▶ **What the task requires**
Please quote the material exactly, every line of it.

Saved entries:

□ □ □ □

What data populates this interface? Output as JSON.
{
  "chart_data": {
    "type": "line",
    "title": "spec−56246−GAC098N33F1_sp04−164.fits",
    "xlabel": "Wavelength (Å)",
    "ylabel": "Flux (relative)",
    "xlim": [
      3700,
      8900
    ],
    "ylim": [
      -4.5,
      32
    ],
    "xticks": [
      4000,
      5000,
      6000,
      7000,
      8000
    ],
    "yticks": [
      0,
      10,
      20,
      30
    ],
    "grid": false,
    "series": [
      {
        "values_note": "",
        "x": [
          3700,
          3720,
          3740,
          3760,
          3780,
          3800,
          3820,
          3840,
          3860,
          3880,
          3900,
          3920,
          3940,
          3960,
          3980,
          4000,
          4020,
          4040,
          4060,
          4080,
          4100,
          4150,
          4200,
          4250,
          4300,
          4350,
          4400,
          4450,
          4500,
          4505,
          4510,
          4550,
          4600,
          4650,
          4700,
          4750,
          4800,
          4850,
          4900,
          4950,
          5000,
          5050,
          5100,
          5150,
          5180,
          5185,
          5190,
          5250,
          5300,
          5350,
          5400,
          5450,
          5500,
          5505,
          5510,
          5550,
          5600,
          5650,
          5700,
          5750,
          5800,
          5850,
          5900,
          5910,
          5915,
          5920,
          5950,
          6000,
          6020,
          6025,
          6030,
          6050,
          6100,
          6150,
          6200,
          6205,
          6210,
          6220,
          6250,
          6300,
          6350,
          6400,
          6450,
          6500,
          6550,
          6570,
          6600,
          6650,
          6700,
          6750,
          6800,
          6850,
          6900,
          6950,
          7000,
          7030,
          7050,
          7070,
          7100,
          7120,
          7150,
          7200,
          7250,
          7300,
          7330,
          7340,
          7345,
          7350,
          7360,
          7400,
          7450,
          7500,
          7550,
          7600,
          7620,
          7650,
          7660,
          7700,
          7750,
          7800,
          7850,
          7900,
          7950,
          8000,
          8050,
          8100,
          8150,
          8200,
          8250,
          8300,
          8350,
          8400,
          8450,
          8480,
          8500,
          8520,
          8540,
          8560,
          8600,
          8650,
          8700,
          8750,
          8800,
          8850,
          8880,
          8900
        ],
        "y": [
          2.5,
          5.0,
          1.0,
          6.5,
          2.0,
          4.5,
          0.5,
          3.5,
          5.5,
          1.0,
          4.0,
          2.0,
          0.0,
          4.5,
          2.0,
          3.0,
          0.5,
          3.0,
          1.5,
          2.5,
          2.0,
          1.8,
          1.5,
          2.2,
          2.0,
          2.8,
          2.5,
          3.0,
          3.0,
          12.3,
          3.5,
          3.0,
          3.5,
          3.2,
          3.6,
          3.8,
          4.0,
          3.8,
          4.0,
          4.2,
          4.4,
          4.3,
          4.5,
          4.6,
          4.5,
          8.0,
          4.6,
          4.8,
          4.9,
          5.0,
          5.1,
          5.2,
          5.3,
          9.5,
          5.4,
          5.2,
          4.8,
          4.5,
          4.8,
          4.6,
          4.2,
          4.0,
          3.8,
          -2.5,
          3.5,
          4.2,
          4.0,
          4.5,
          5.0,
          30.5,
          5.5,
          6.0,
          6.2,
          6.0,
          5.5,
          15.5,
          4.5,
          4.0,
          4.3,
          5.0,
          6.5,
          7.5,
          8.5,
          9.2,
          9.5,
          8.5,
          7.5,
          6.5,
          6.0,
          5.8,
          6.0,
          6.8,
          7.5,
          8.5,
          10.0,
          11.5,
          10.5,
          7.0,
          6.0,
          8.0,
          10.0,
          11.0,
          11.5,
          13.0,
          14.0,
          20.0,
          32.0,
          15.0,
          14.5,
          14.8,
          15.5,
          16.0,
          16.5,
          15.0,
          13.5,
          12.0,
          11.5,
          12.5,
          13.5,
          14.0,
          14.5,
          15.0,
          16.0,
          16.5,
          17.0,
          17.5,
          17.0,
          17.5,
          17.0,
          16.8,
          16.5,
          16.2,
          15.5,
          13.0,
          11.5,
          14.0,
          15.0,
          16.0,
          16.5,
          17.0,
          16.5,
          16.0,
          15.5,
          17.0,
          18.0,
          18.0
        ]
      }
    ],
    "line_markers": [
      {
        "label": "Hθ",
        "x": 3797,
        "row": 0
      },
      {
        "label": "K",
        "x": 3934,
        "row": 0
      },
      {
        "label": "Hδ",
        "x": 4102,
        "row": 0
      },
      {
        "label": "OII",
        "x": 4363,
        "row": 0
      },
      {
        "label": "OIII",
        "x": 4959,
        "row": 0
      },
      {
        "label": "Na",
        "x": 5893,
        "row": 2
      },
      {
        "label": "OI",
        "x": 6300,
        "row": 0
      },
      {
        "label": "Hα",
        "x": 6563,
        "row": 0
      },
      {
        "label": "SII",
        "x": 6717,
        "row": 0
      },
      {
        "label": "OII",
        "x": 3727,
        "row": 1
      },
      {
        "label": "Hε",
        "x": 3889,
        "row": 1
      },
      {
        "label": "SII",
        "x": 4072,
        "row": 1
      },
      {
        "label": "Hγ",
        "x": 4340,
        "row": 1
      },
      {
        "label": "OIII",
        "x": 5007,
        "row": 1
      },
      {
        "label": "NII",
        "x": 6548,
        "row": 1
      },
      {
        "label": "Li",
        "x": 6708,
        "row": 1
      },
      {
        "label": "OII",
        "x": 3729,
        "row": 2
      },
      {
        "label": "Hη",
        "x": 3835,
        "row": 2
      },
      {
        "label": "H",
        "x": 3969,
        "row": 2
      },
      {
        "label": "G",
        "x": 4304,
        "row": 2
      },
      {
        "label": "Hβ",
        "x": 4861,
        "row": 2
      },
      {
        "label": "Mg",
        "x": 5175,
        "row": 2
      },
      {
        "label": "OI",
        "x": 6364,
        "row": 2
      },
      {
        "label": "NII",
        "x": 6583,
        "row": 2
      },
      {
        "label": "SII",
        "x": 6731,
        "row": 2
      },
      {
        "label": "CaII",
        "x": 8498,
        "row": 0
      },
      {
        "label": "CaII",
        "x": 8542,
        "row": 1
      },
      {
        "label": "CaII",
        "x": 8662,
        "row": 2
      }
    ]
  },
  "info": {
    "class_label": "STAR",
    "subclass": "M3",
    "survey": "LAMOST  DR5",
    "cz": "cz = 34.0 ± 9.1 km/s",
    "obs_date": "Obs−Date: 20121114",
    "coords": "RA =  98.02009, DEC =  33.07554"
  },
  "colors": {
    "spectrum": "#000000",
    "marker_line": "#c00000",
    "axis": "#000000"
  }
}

□ □ □ □

▶ **The output**
What data populates this interface? Output as JSON.
{
  "chart_data": {
    "type": "line",
    "title": "spec−56246−GAC098N33F1_sp04−164.fits",
    "xlabel": "Wavelength (Å)",
    "ylabel": "Flux (relative)",
    "xlim": [
      3700,
      8900
    ],
    "ylim": [
      -4.5,
      32
    ],
    "xticks": [
      4000,
      5000,
      6000,
      7000,
      8000
    ],
    "yticks": [
      0,
      10,
      20,
      30
    ],
    "grid": false,
    "series": [
      {
        "values_note": "",
        "x": [
          3700,
          3720,
          3740,
          3760,
          3780,
          3800,
          3820,
          3840,
          3860,
          3880,
          3900,
          3920,
          3940,
          3960,
          3980,
          4000,
          4020,
          4040,
          4060,
          4080,
          4100,
          4150,
          4200,
          4250,
          4300,
          4350,
          4400,
          4450,
          4500,
          4505,
          4510,
          4550,
          4600,
          4650,
          4700,
          4750,
          4800,
          4850,
          4900,
          4950,
          5000,
          5050,
          5100,
          5150,
          5180,
          5185,
          5190,
          5250,
          5300,
          5350,
          5400,
          5450,
          5500,
          5505,
          5510,
          5550,
          5600,
          5650,
          5700,
          5750,
          5800,
          5850,
          5900,
          5910,
          5915,
          5920,
          5950,
          6000,
          6020,
          6025,
          6030,
          6050,
          6100,
          6150,
          6200,
          6205,
          6210,
          6220,
          6250,
          6300,
          6350,
          6400,
          6450,
          6500,
          6550,
          6570,
          6600,
          6650,
          6700,
          6750,
          6800,
          6850,
          6900,
          6950,
          7000,
          7030,
          7050,
          7070,
          7100,
          7120,
          7150,
          7200,
          7250,
          7300,
          7330,
          7340,
          7345,
          7350,
          7360,
          7400,
          7450,
          7500,
          7550,
          7600,
          7620,
          7650,
          7660,
          7700,
          7750,
          7800,
          7850,
          7900,
          7950,
          8000,
          8050,
          8100,
          8150,
          8200,
          8250,
          8300,
          8350,
          8400,
          8450,
          8480,
          8500,
          8520,
          8540,
          8560,
          8600,
          8650,
          8700,
          8750,
          8800,
          8850,
          8880,
          8900
        ],
        "y": [
          2.5,
          5.0,
          1.0,
          6.5,
          2.0,
          4.5,
          0.5,
          3.5,
          5.5,
          1.0,
          4.0,
          2.0,
          0.0,
          4.5,
          2.0,
          3.0,
          0.5,
          3.0,
          1.5,
          2.5,
          2.0,
          1.8,
          1.5,
          2.2,
          2.0,
          2.8,
          2.5,
          3.0,
          3.0,
          12.3,
          3.5,
          3.0,
          3.5,
          3.2,
          3.6,
          3.8,
          4.0,
          3.8,
          4.0,
          4.2,
          4.4,
          4.3,
          4.5,
          4.6,
          4.5,
          8.0,
          4.6,
          4.8,
          4.9,
          5.0,
          5.1,
          5.2,
          5.3,
          9.5,
          5.4,
          5.2,
          4.8,
          4.5,
          4.8,
          4.6,
          4.2,
          4.0,
          3.8,
          -2.5,
          3.5,
          4.2,
          4.0,
          4.5,
          5.0,
          30.5,
          5.5,
          6.0,
          6.2,
          6.0,
          5.5,
          15.5,
          4.5,
          4.0,
          4.3,
          5.0,
          6.5,
          7.5,
          8.5,
          9.2,
          9.5,
          8.5,
          7.5,
          6.5,
          6.0,
          5.8,
          6.0,
          6.8,
          7.5,
          8.5,
          10.0,
          11.5,
          10.5,
          7.0,
          6.0,
          8.0,
          10.0,
          11.0,
          11.5,
          13.0,
          14.0,
          20.0,
          32.0,
          15.0,
          14.5,
          14.8,
          15.5,
          16.0,
          16.5,
          15.0,
          13.5,
          12.0,
          11.5,
          12.5,
          13.5,
          14.0,
          14.5,
          15.0,
          16.0,
          16.5,
          17.0,
          17.5,
          17.0,
          17.5,
          17.0,
          16.8,
          16.5,
          16.2,
          15.5,
          13.0,
          11.5,
          14.0,
          15.0,
          16.0,
          16.5,
          17.0,
          16.5,
          16.0,
          15.5,
          17.0,
          18.0,
          18.0
        ]
      }
    ],
    "line_markers": [
      {
        "label": "Hθ",
        "x": 3797,
        "row": 0
      },
      {
        "label": "K",
        "x": 3934,
        "row": 0
      },
      {
        "label": "Hδ",
        "x": 4102,
        "row": 0
      },
      {
        "label": "OII",
        "x": 4363,
        "row": 0
      },
      {
        "label": "OIII",
        "x": 4959,
        "row": 0
      },
      {
        "label": "Na",
        "x": 5893,
        "row": 2
      },
      {
        "label": "OI",
        "x": 6300,
        "row": 0
      },
      {
        "label": "Hα",
        "x": 6563,
        "row": 0
      },
      {
        "label": "SII",
        "x": 6717,
        "row": 0
      },
      {
        "label": "OII",
        "x": 3727,
        "row": 1
      },
      {
        "label": "Hε",
        "x": 3889,
        "row": 1
      },
      {
        "label": "SII",
        "x": 4072,
        "row": 1
      },
      {
        "label": "Hγ",
        "x": 4340,
        "row": 1
      },
      {
        "label": "OIII",
        "x": 5007,
        "row": 1
      },
      {
        "label": "NII",
        "x": 6548,
        "row": 1
      },
      {
        "label": "Li",
        "x": 6708,
        "row": 1
      },
      {
        "label": "OII",
        "x": 3729,
        "row": 2
      },
      {
        "label": "Hη",
        "x": 3835,
        "row": 2
      },
      {
        "label": "H",
        "x": 3969,
        "row": 2
      },
      {
        "label": "G",
        "x": 4304,
        "row": 2
      },
      {
        "label": "Hβ",
        "x": 4861,
        "row": 2
      },
      {
        "label": "Mg",
        "x": 5175,
        "row": 2
      },
      {
        "label": "OI",
        "x": 6364,
        "row": 2
      },
      {
        "label": "NII",
        "x": 6583,
        "row": 2
      },
      {
        "label": "SII",
        "x": 6731,
        "row": 2
      },
      {
        "label": "CaII",
        "x": 8498,
        "row": 0
      },
      {
        "label": "CaII",
        "x": 8542,
        "row": 1
      },
      {
        "label": "CaII",
        "x": 8662,
        "row": 2
      }
    ]
  },
  "info": {
    "class_label": "STAR",
    "subclass": "M3",
    "survey": "LAMOST  DR5",
    "cz": "cz = 34.0 ± 9.1 km/s",
    "obs_date": "Obs−Date: 20121114",
    "coords": "RA =  98.02009, DEC =  33.07554"
  },
  "colors": {
    "spectrum": "#000000",
    "marker_line": "#c00000",
    "axis": "#000000"
  }
}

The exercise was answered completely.